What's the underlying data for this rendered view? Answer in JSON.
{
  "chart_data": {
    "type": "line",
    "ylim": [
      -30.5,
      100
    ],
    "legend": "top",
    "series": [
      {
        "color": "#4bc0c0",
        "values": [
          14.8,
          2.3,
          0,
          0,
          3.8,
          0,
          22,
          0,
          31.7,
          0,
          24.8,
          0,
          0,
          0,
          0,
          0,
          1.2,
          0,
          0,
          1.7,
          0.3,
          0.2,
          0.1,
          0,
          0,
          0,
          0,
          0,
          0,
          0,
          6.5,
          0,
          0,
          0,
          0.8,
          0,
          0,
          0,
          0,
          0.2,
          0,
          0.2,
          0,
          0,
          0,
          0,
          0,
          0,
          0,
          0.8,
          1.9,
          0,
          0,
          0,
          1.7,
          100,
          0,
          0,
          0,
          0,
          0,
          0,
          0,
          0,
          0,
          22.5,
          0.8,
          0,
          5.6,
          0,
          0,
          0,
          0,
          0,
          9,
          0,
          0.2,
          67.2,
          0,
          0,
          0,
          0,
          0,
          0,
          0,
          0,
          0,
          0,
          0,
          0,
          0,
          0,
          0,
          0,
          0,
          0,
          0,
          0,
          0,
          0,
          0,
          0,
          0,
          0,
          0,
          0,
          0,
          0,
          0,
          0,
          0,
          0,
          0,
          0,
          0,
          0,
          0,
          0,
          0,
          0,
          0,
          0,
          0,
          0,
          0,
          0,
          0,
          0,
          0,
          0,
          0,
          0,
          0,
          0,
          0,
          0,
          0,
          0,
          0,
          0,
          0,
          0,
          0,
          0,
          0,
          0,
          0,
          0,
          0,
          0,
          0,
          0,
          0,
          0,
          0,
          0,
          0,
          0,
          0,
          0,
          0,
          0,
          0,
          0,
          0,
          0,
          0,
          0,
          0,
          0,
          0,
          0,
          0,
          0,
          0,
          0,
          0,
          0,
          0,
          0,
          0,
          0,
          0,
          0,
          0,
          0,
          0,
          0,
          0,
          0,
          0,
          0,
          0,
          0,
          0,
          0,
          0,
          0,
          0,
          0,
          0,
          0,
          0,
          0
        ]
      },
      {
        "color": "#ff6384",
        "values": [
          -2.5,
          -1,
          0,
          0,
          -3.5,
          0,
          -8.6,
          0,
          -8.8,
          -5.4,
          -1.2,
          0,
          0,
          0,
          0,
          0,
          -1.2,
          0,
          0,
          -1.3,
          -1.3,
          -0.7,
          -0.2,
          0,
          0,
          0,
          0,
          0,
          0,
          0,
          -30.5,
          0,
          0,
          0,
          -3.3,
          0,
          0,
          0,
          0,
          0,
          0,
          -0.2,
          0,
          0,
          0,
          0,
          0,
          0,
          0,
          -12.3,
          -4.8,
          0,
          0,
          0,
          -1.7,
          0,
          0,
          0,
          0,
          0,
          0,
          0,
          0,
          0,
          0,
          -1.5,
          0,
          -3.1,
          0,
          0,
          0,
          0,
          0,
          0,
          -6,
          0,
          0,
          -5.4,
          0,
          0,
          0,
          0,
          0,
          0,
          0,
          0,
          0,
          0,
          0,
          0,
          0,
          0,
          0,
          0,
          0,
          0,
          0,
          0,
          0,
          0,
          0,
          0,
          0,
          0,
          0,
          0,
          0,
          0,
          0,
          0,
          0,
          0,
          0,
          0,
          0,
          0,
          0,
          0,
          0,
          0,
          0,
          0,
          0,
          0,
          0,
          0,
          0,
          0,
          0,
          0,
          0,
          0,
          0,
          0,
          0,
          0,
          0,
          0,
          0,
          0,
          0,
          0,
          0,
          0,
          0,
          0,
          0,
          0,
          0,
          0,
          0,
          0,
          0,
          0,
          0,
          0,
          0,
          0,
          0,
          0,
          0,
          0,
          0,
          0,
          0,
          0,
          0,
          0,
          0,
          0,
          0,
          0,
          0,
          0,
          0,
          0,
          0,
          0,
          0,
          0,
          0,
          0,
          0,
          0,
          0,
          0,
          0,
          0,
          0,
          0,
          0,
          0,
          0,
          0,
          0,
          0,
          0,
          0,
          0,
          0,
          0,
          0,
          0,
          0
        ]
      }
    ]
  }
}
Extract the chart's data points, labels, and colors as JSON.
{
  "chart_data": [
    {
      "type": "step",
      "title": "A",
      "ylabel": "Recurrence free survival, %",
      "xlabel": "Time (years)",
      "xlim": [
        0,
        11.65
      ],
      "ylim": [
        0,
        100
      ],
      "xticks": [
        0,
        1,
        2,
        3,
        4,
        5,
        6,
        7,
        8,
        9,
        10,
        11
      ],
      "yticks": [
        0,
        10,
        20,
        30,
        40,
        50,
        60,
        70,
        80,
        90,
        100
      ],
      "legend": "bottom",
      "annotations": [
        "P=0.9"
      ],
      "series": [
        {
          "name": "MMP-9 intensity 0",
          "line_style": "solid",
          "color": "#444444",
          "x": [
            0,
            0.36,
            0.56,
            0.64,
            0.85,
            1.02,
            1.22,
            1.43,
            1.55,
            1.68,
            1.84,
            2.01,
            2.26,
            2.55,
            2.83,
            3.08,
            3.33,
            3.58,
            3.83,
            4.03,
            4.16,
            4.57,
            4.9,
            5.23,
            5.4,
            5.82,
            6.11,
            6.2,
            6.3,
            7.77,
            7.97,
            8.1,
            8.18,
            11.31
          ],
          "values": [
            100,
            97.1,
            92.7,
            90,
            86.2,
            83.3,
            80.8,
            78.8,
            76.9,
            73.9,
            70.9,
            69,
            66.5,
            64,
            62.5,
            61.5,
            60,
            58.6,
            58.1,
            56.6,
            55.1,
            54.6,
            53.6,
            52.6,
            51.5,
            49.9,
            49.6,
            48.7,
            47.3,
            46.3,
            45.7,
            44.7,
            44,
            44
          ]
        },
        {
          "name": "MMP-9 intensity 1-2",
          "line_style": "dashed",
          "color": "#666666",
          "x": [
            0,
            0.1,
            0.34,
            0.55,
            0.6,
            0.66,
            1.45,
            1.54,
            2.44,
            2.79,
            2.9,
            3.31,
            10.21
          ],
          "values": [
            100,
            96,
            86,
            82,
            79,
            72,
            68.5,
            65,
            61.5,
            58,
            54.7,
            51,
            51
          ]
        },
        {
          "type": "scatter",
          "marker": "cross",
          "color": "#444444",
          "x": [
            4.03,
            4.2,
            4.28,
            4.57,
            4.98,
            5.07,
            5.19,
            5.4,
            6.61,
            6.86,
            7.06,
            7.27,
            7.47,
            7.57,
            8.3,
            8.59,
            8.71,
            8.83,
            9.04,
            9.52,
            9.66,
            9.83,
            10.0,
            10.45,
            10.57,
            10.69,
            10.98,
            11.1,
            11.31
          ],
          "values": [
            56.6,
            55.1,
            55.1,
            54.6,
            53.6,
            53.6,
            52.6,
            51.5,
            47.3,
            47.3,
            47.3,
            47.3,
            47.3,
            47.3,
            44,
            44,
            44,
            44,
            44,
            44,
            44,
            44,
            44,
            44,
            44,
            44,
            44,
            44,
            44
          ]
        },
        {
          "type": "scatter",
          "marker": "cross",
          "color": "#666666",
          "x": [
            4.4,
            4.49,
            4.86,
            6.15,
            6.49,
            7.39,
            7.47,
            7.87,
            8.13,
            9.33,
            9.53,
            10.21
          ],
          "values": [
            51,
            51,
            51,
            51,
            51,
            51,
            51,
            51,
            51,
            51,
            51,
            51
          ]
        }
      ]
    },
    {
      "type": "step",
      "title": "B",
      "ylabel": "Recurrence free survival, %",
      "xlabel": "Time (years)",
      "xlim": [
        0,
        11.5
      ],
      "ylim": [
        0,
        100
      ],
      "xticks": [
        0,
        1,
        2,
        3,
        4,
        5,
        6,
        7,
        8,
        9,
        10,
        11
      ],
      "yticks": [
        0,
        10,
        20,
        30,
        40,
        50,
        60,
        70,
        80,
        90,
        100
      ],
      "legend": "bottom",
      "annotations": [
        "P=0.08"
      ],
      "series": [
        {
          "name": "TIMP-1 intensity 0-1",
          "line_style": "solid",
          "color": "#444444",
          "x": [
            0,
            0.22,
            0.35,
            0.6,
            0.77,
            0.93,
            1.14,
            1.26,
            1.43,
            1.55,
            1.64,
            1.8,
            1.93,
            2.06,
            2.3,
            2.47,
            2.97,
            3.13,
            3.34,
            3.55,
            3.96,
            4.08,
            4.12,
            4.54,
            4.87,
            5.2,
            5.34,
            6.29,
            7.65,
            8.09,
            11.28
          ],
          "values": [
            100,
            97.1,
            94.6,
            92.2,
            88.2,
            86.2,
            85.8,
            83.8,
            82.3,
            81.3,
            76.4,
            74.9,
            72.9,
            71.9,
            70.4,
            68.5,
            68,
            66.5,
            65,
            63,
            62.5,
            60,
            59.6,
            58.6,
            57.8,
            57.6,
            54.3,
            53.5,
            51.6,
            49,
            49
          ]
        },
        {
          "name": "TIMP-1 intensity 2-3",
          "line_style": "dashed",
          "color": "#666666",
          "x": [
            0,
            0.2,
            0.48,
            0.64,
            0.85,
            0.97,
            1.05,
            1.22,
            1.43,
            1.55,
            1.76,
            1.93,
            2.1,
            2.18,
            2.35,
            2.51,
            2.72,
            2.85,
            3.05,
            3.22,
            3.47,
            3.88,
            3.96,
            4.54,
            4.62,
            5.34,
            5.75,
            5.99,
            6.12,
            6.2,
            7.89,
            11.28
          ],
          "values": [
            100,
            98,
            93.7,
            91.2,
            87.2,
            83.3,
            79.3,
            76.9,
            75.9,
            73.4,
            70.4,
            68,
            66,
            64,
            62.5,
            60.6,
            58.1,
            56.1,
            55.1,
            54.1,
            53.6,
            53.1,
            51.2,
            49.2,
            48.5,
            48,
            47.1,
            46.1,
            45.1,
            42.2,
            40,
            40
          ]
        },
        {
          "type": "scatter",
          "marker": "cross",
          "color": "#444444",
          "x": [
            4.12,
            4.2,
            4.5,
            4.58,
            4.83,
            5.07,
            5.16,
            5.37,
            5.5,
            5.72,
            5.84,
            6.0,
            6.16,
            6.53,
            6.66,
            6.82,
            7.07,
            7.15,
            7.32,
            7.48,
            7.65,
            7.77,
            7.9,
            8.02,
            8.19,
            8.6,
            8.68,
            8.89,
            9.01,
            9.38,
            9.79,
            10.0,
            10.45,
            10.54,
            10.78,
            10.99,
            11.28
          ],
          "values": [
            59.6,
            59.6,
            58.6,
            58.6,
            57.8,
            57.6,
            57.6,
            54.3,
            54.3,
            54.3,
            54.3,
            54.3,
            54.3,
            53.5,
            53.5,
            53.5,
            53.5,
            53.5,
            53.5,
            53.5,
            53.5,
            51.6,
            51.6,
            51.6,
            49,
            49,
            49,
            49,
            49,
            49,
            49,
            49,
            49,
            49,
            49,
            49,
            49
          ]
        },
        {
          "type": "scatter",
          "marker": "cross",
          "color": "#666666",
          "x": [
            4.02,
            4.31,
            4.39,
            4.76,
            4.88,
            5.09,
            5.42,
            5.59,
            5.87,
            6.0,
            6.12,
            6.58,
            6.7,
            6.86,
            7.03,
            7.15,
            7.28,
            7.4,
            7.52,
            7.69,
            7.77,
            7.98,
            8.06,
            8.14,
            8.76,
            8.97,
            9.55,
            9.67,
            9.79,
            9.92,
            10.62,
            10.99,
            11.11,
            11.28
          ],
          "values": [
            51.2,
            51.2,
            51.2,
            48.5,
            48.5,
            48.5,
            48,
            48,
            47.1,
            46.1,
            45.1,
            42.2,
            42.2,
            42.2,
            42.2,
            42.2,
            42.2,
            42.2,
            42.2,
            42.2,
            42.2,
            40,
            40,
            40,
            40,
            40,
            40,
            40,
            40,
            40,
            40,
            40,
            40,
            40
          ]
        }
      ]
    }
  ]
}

The task —
Pick out all the lines with the word "name" in them and copy them.

Written response —
          "name": "MMP-9 intensity 0",
          "name": "MMP-9 intensity 1-2",
          "name": "TIMP-1 intensity 0-1",
          "name": "TIMP-1 intensity 2-3",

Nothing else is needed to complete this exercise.